PROMPT: From the entries below, extract every line that includes the word "цехы".
= = = =
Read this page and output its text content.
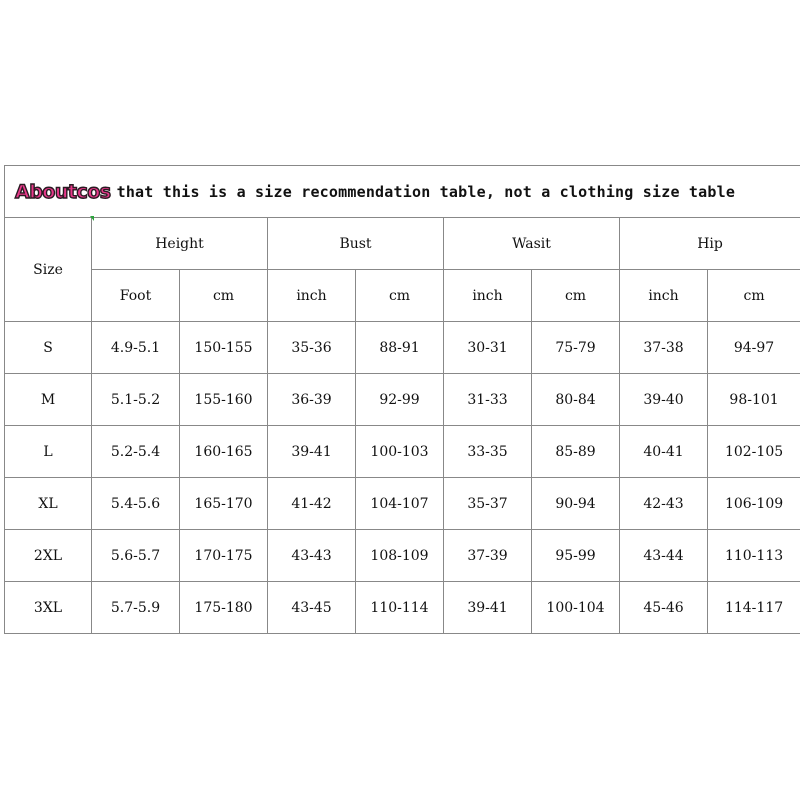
Aboutcos that this is a size recommendation table, not a clothing size table								
Size	Height		Bust		Wasit		Hip	
	Foot	cm	inch	cm	inch	cm	inch	cm
S	4.9-5.1	150-155	35-36	88-91	30-31	75-79	37-38	94-97
M	5.1-5.2	155-160	36-39	92-99	31-33	80-84	39-40	98-101
L	5.2-5.4	160-165	39-41	100-103	33-35	85-89	40-41	102-105
XL	5.4-5.6	165-170	41-42	104-107	35-37	90-94	42-43	106-109
2XL	5.6-5.7	170-175	43-43	108-109	37-39	95-99	43-44	110-113
3XL	5.7-5.9	175-180	43-45	110-114	39-41	100-104	45-46	114-117
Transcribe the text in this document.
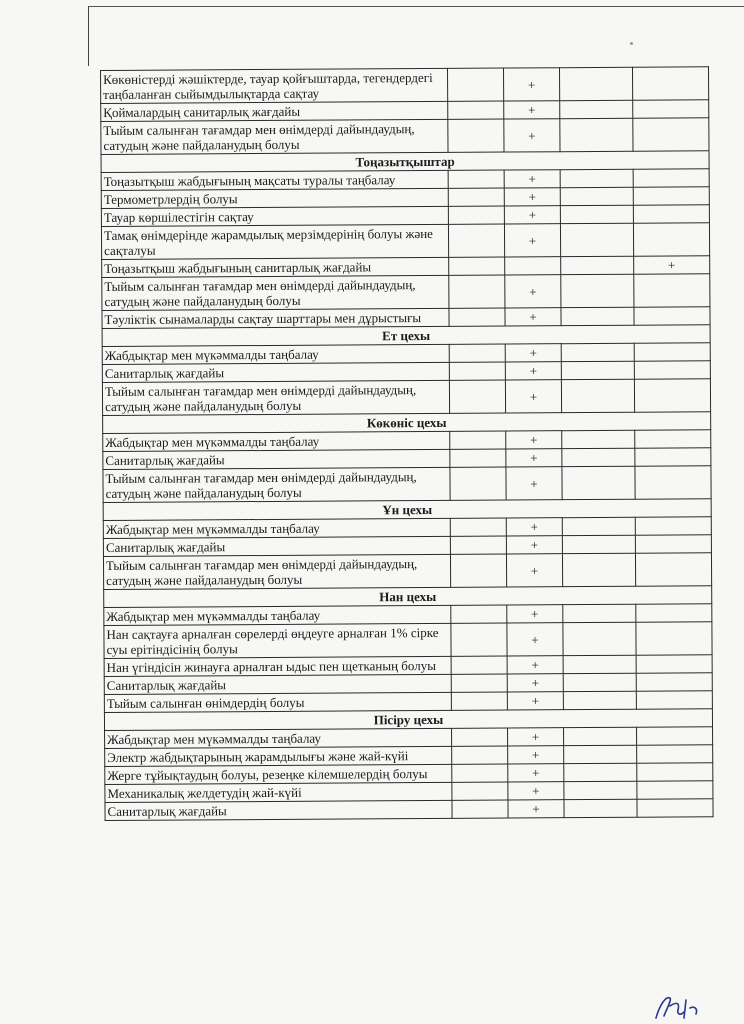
Көкөністерді жәшіктерде, тауар қойғыштарда, тегендердегі таңбаланған сыйымдылықтарда сақтау		+		
Қоймалардың санитарлық жағдайы		+		
Тыйым салынған тағамдар мен өнімдерді дайындаудың, сатудың және пайдаланудың болуы		+		
Тоңазытқыштар				
Тоңазытқыш жабдығының мақсаты туралы таңбалау		+		
Термометрлердің болуы		+		
Тауар көршілестігін сақтау		+		
Тамақ өнімдерінде жарамдылық мерзімдерінің болуы және сақталуы		+		
Тоңазытқыш жабдығының санитарлық жағдайы				+
Тыйым салынған тағамдар мен өнімдерді дайындаудың, сатудың және пайдаланудың болуы		+		
Тәуліктік сынамаларды сақтау шарттары мен дұрыстығы		+		
Ет цехы				
Жабдықтар мен мүкәммалды таңбалау		+		
Санитарлық жағдайы		+		
Тыйым салынған тағамдар мен өнімдерді дайындаудың, сатудың және пайдаланудың болуы		+		
Көкөніс цехы				
Жабдықтар мен мүкәммалды таңбалау		+		
Санитарлық жағдайы		+		
Тыйым салынған тағамдар мен өнімдерді дайындаудың, сатудың және пайдаланудың болуы		+		
Ұн цехы				
Жабдықтар мен мүкәммалды таңбалау		+		
Санитарлық жағдайы		+		
Тыйым салынған тағамдар мен өнімдерді дайындаудың, сатудың және пайдаланудың болуы		+		
Нан цехы				
Жабдықтар мен мүкәммалды таңбалау		+		
Нан сақтауға арналған сөрелерді өңдеуге арналған 1% сірке суы ерітіндісінің болуы		+		
Нан үгіндісін жинауға арналған ыдыс пен щетканың болуы		+		
Санитарлық жағдайы		+		
Тыйым салынған өнімдердің болуы		+		
Пісіру цехы				
Жабдықтар мен мүкәммалды таңбалау		+		
Электр жабдықтарының жарамдылығы және жай-күйі		+		
Жерге тұйықтаудың болуы, резеңке кілемшелердің болуы		+		
Механикалық желдетудің жай-күйі		+		
Санитарлық жағдайы		+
= = = =
RIGHT ANSWER:
Ет цехы				
Көкөніс цехы				
Ұн цехы				
Нан цехы				
Пісіру цехы				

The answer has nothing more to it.